#### THE TASK
Scan the data. Collect each line that contains the word "avatar".

%%

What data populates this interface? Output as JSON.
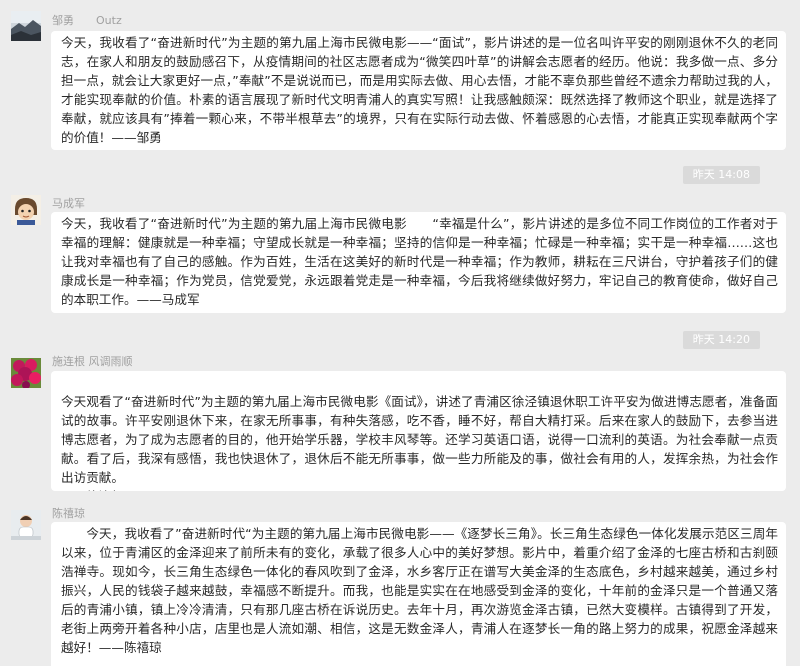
{
  "messages": [
    {
      "sender": "邹勇　　Outz",
      "avatar_icon": "landscape-avatar-icon",
      "text": "今天，我收看了“奋进新时代”为主题的第九届上海市民微电影——“面试”，影片讲述的是一位名叫许平安的刚刚退休不久的老同志，在家人和朋友的鼓励感召下，从疫情期间的社区志愿者成为“微笑四叶草”的讲解会志愿者的经历。他说：我多做一点、多分担一点，就会让大家更好一点，”奉献”不是说说而已，而是用实际去做、用心去悟，才能不辜负那些曾经不遗余力帮助过我的人，才能实现奉献的价值。朴素的语言展现了新时代文明青浦人的真实写照！让我感触颇深：既然选择了教师这个职业，就是选择了奉献，就应该具有”捧着一颗心来，不带半根草去”的境界，只有在实际行动去做、怀着感恩的心去悟，才能真正实现奉献两个字的价值！——邹勇"
    },
    {
      "time": "昨天 14:08",
      "sender": "马成军",
      "avatar_icon": "cartoon-avatar-icon",
      "text": "今天，我收看了“奋进新时代”为主题的第九届上海市民微电影　　“幸福是什么”，影片讲述的是多位不同工作岗位的工作者对于幸福的理解：健康就是一种幸福；守望成长就是一种幸福；坚持的信仰是一种幸福；忙碌是一种幸福；实干是一种幸福……这也让我对幸福也有了自己的感触。作为百姓，生活在这美好的新时代是一种幸福；作为教师，耕耘在三尺讲台，守护着孩子们的健康成长是一种幸福；作为党员，信党爱党，永远跟着党走是一种幸福，今后我将继续做好努力，牢记自己的教育使命，做好自己的本职工作。——马成军"
    },
    {
      "time": "昨天 14:20",
      "sender": "施连根 风调雨顺",
      "avatar_icon": "flower-avatar-icon",
      "text": "今天观看了“奋进新时代”为主题的第九届上海市民微电影《面试》，讲述了青浦区徐泾镇退休职工许平安为做进博志愿者，准备面试的故事。许平安刚退休下来，在家无所事事，有种失落感，吃不香，睡不好，帮自大精打采。后来在家人的鼓励下，去参当进博志愿者，为了成为志愿者的目的，他开始学乐器，学校丰风琴等。还学习英语口语，说得一口流利的英语。为社会奉献一点贡献。看了后，我深有感悟，我也快退休了，退休后不能无所事事，做一些力所能及的事，做社会有用的人，发挥余热，为社会作出访贡献。\n——施连根"
    },
    {
      "sender": "陈禧琼",
      "avatar_icon": "child-photo-avatar-icon",
      "text": "　　今天，我收看了”奋进新时代“为主题的第九届上海市民微电影——《逐梦长三角》。长三角生态绿色一体化发展示范区三周年以来，位于青浦区的金泽迎来了前所未有的变化，承载了很多人心中的美好梦想。影片中，着重介绍了金泽的七座古桥和古刹颐浩禅寺。现如今，长三角生态绿色一体化的春风吹到了金泽，水乡客厅正在谱写大美金泽的生态底色，乡村越来越美，通过乡村振兴，人民的钱袋子越来越鼓，幸福感不断提升。而我，也能是实实在在地感受到金泽的变化，十年前的金泽只是一个普通又落后的青浦小镇，镇上冷冷清清，只有那几座古桥在诉说历史。去年十月，再次游览金泽古镇，已然大变模样。古镇得到了开发，老街上两旁开着各种小店，店里也是人流如潮、相信，这是无数金泽人，青浦人在逐梦长一角的路上努力的成果，祝愿金泽越来越好！——陈禧琼"
    }
  ],
  "colors": {
    "background": "#ececec",
    "bubble": "#ffffff",
    "time_badge": "#dadada",
    "sender_text": "#a0a0a0"
  }
}
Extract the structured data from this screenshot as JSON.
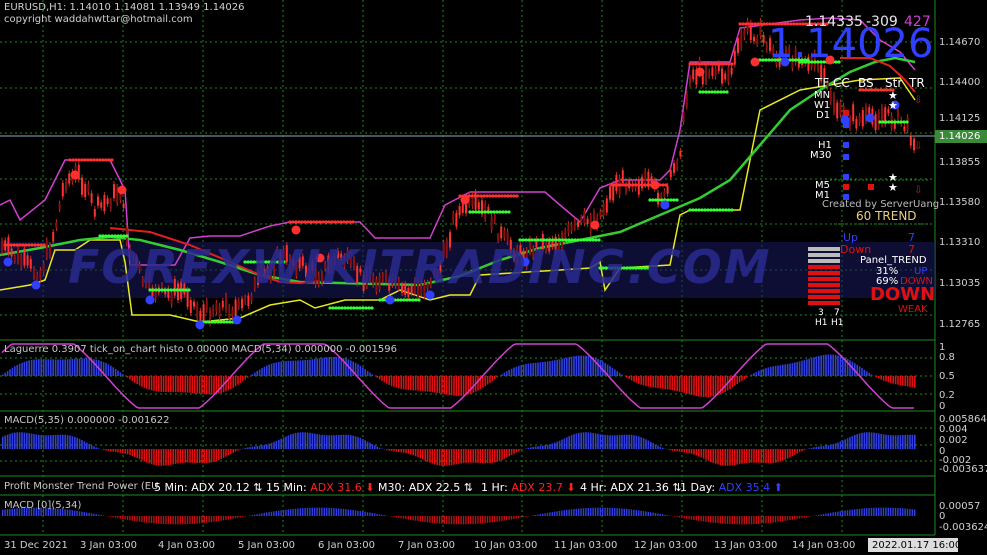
{
  "header": {
    "symbol_line": "EURUSD,H1: 1.14010 1.14081 1.13949 1.14026",
    "copyright": "copyright waddahwttar@hotmail.com"
  },
  "main_chart": {
    "big_price": "1.14026",
    "top_numbers": [
      "1.14335",
      "-309",
      "427"
    ],
    "current_price_tag": "1.14026",
    "price_axis": [
      "1.14670",
      "1.14400",
      "1.14125",
      "1.13855",
      "1.13580",
      "1.13310",
      "1.13035",
      "1.12765"
    ],
    "watermark": "FOREXWIKITRADING.COM"
  },
  "dashboard": {
    "headers": [
      "TF",
      "CC",
      "BS",
      "Str",
      "TR"
    ],
    "timeframes": [
      "MN",
      "W1",
      "D1",
      "H1",
      "M30",
      "M5",
      "M1"
    ],
    "created_by": "Created by ServerUang",
    "trend_label": "60 TREND",
    "up_label": "Up",
    "down_label": "Down",
    "panel_trend": "Panel_TREND",
    "pct_up": "31%",
    "pct_down": "69%",
    "up_word": "UP",
    "down_word": "DOWN",
    "big_down": "DOWN",
    "weak": "WEAK",
    "h_labels": [
      "3",
      "7",
      "H1",
      "H1"
    ],
    "side_numbers": [
      "7",
      "7"
    ]
  },
  "panels": {
    "laguerre_title": "Laguerre 0.3907 tick_on_chart histo 0.00000  MACD(5,34) 0.000000 -0.001596",
    "laguerre_axis": [
      "1",
      "0.8",
      "0.5",
      "0.2",
      "0"
    ],
    "macd1_title": "MACD(5,35) 0.000000 -0.001622",
    "macd1_axis": [
      "0.005864",
      "0.004",
      "0.002",
      "0",
      "-0.002",
      "-0.003637"
    ],
    "power_title": "Profit Monster Trend Power (EU",
    "adx": [
      {
        "label": "5 Min:",
        "value": "ADX 20.12",
        "color": "#ffffff"
      },
      {
        "label": "15 Min:",
        "value": "ADX 31.6",
        "color": "#ff2020"
      },
      {
        "label": "M30:",
        "value": "ADX 22.5",
        "color": "#ffffff"
      },
      {
        "label": "1 Hr:",
        "value": "ADX 23.7",
        "color": "#ff2020"
      },
      {
        "label": "4 Hr:",
        "value": "ADX 21.36",
        "color": "#ffffff"
      },
      {
        "label": "1 Day:",
        "value": "ADX 35.4",
        "color": "#3040ff"
      }
    ],
    "macd2_title": "MACD [0](5,34)",
    "macd2_axis": [
      "0.00057",
      "0",
      "-0.003624"
    ]
  },
  "time_axis": [
    "31 Dec 2021",
    "3 Jan 03:00",
    "4 Jan 03:00",
    "5 Jan 03:00",
    "6 Jan 03:00",
    "7 Jan 03:00",
    "10 Jan 03:00",
    "11 Jan 03:00",
    "12 Jan 03:00",
    "13 Jan 03:00",
    "14 Jan 03:00"
  ],
  "time_cursor": "2022.01.17 16:00",
  "colors": {
    "grid": "#1e8a1e",
    "sma_green": "#33cc33",
    "envelope_magenta": "#d040d0",
    "envelope_yellow": "#e8e820",
    "ma_red": "#e02020",
    "hist_blue": "#3040e0",
    "hist_red": "#e01010"
  }
}
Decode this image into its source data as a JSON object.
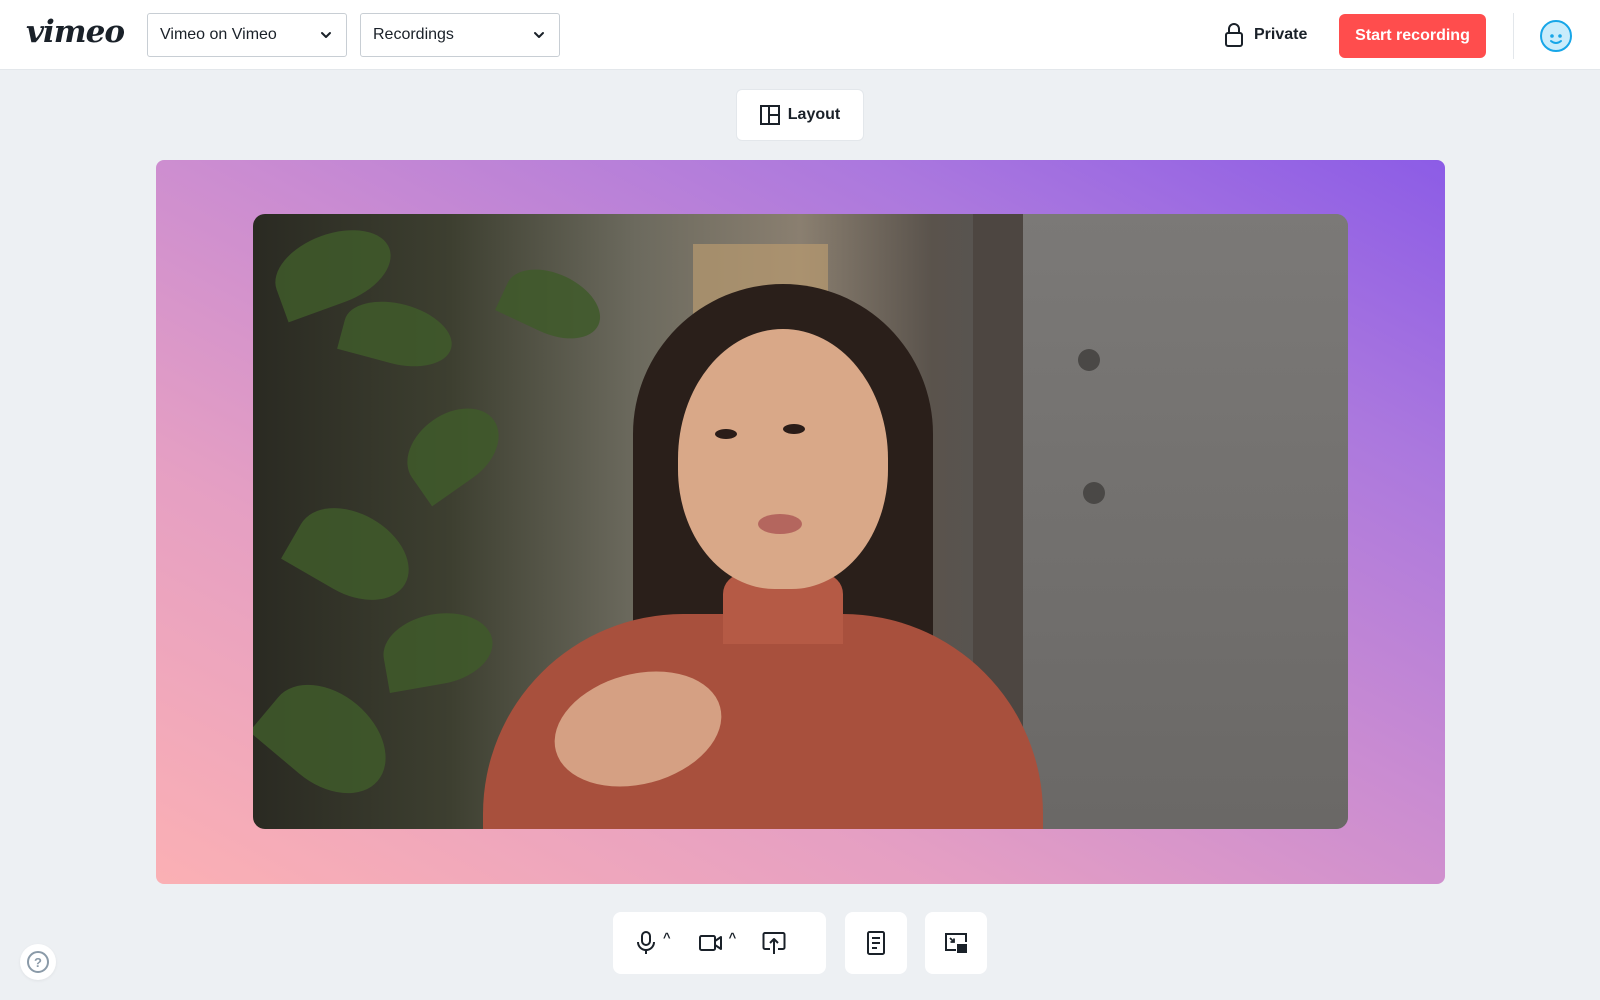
{
  "header": {
    "logo": "vimeo",
    "team_select": {
      "value": "Vimeo on Vimeo"
    },
    "folder_select": {
      "value": "Recordings"
    },
    "privacy": {
      "label": "Private",
      "icon": "lock-icon"
    },
    "start_recording_label": "Start recording",
    "avatar_icon": "smiley-avatar-icon"
  },
  "layout_button": {
    "label": "Layout",
    "icon": "layout-grid-icon"
  },
  "stage": {
    "background_gradient": {
      "from": "#fbb0b4",
      "to": "#8c5ce6"
    },
    "video_preview": "camera-feed"
  },
  "controls": {
    "microphone": {
      "icon": "microphone-icon",
      "has_options": true
    },
    "camera": {
      "icon": "video-camera-icon",
      "has_options": true
    },
    "share_screen": {
      "icon": "screen-share-icon"
    },
    "notes": {
      "icon": "notes-document-icon"
    },
    "picture_in_picture": {
      "icon": "picture-in-picture-icon"
    },
    "caret_glyph": "^"
  },
  "help": {
    "icon": "help-question-icon",
    "glyph": "?"
  },
  "colors": {
    "accent_red": "#ff4d4d",
    "page_background": "#edf0f3",
    "text": "#1a2129"
  }
}
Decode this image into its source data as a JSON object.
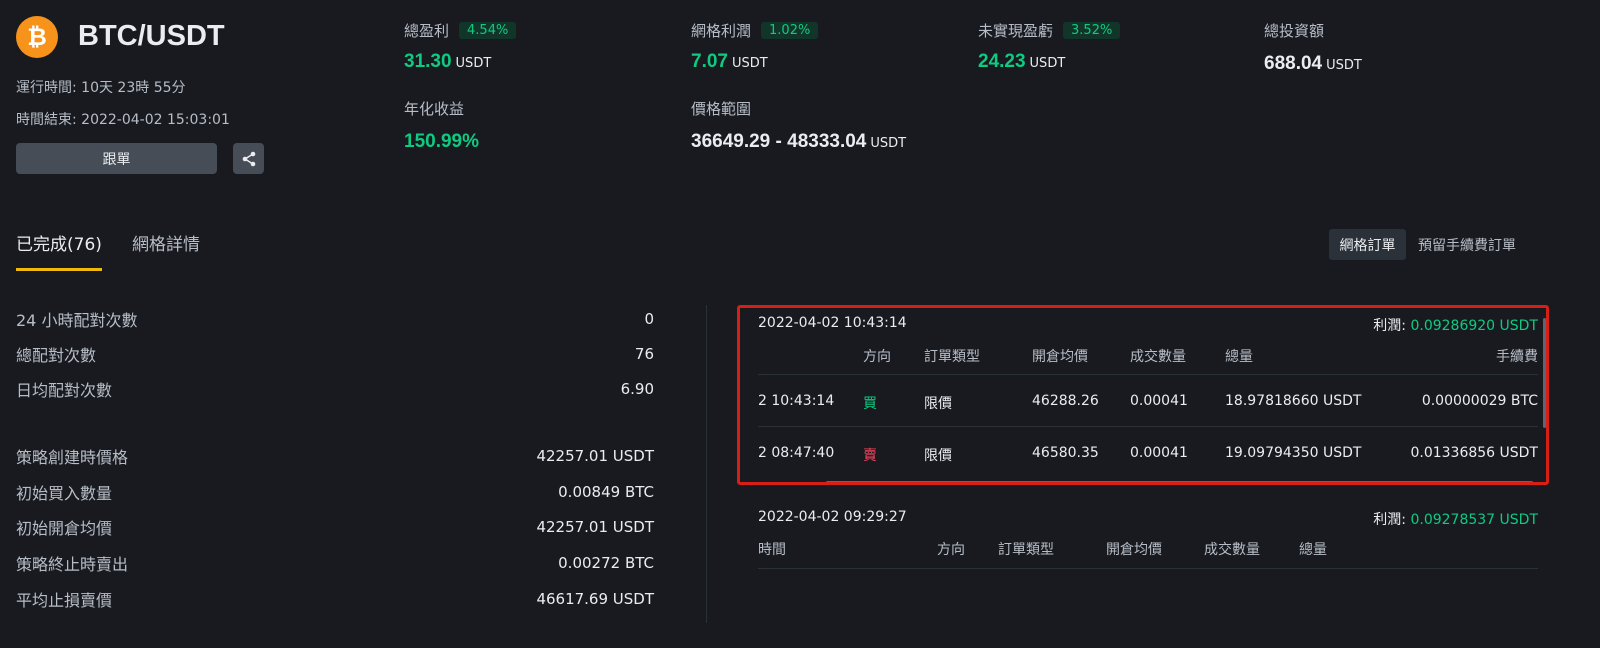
{
  "header": {
    "coin_symbol": "₿",
    "pair": "BTC/USDT",
    "runtime": "運行時間: 10天 23時 55分",
    "end_time": "時間結束: 2022-04-02 15:03:01",
    "follow_label": "跟單"
  },
  "stats": {
    "total_profit": {
      "label": "總盈利",
      "pct": "4.54%",
      "value": "31.30",
      "unit": "USDT"
    },
    "grid_profit": {
      "label": "網格利潤",
      "pct": "1.02%",
      "value": "7.07",
      "unit": "USDT"
    },
    "unrealized": {
      "label": "未實現盈虧",
      "pct": "3.52%",
      "value": "24.23",
      "unit": "USDT"
    },
    "total_investment": {
      "label": "總投資額",
      "value": "688.04",
      "unit": "USDT"
    },
    "annualized": {
      "label": "年化收益",
      "value": "150.99%"
    },
    "price_range": {
      "label": "價格範圍",
      "value": "36649.29 - 48333.04",
      "unit": "USDT"
    }
  },
  "tabs": [
    {
      "label": "已完成(76)"
    },
    {
      "label": "網格詳情"
    }
  ],
  "segments": [
    {
      "label": "網格訂單"
    },
    {
      "label": "預留手續費訂單"
    }
  ],
  "summary": [
    {
      "label": "24 小時配對次數",
      "value": "0"
    },
    {
      "label": "總配對次數",
      "value": "76"
    },
    {
      "label": "日均配對次數",
      "value": "6.90"
    },
    {
      "label": "策略創建時價格",
      "value": "42257.01 USDT"
    },
    {
      "label": "初始買入數量",
      "value": "0.00849 BTC"
    },
    {
      "label": "初始開倉均價",
      "value": "42257.01 USDT"
    },
    {
      "label": "策略終止時賣出",
      "value": "0.00272 BTC"
    },
    {
      "label": "平均止損賣價",
      "value": "46617.69 USDT"
    }
  ],
  "orders": [
    {
      "timestamp": "2022-04-02 10:43:14",
      "profit_label": "利潤:",
      "profit_value": "0.09286920 USDT",
      "columns": [
        "",
        "方向",
        "訂單類型",
        "開倉均價",
        "成交數量",
        "總量",
        "手續費"
      ],
      "rows": [
        {
          "time": "2 10:43:14",
          "side": "買",
          "type": "限價",
          "price": "46288.26",
          "qty": "0.00041",
          "total": "18.97818660 USDT",
          "fee": "0.00000029 BTC"
        },
        {
          "time": "2 08:47:40",
          "side": "賣",
          "type": "限價",
          "price": "46580.35",
          "qty": "0.00041",
          "total": "19.09794350 USDT",
          "fee": "0.01336856 USDT"
        }
      ]
    },
    {
      "timestamp": "2022-04-02 09:29:27",
      "profit_label": "利潤:",
      "profit_value": "0.09278537 USDT",
      "columns": [
        "時間",
        "方向",
        "訂單類型",
        "開倉均價",
        "成交數量",
        "總量"
      ]
    }
  ],
  "colors": {
    "buy": "#0ecb81",
    "sell": "#f6465d",
    "accent": "#f0b90b",
    "highlight": "#d81e15"
  }
}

%%

#### RESPONSE FOR THIS EXERCISE
      "avatar_icon": "landscape-avatar-icon",
      "avatar_icon": "cartoon-avatar-icon",
      "avatar_icon": "flower-avatar-icon",
      "avatar_icon": "child-photo-avatar-icon",
    "avatar_icon": "smiley-avatar-icon"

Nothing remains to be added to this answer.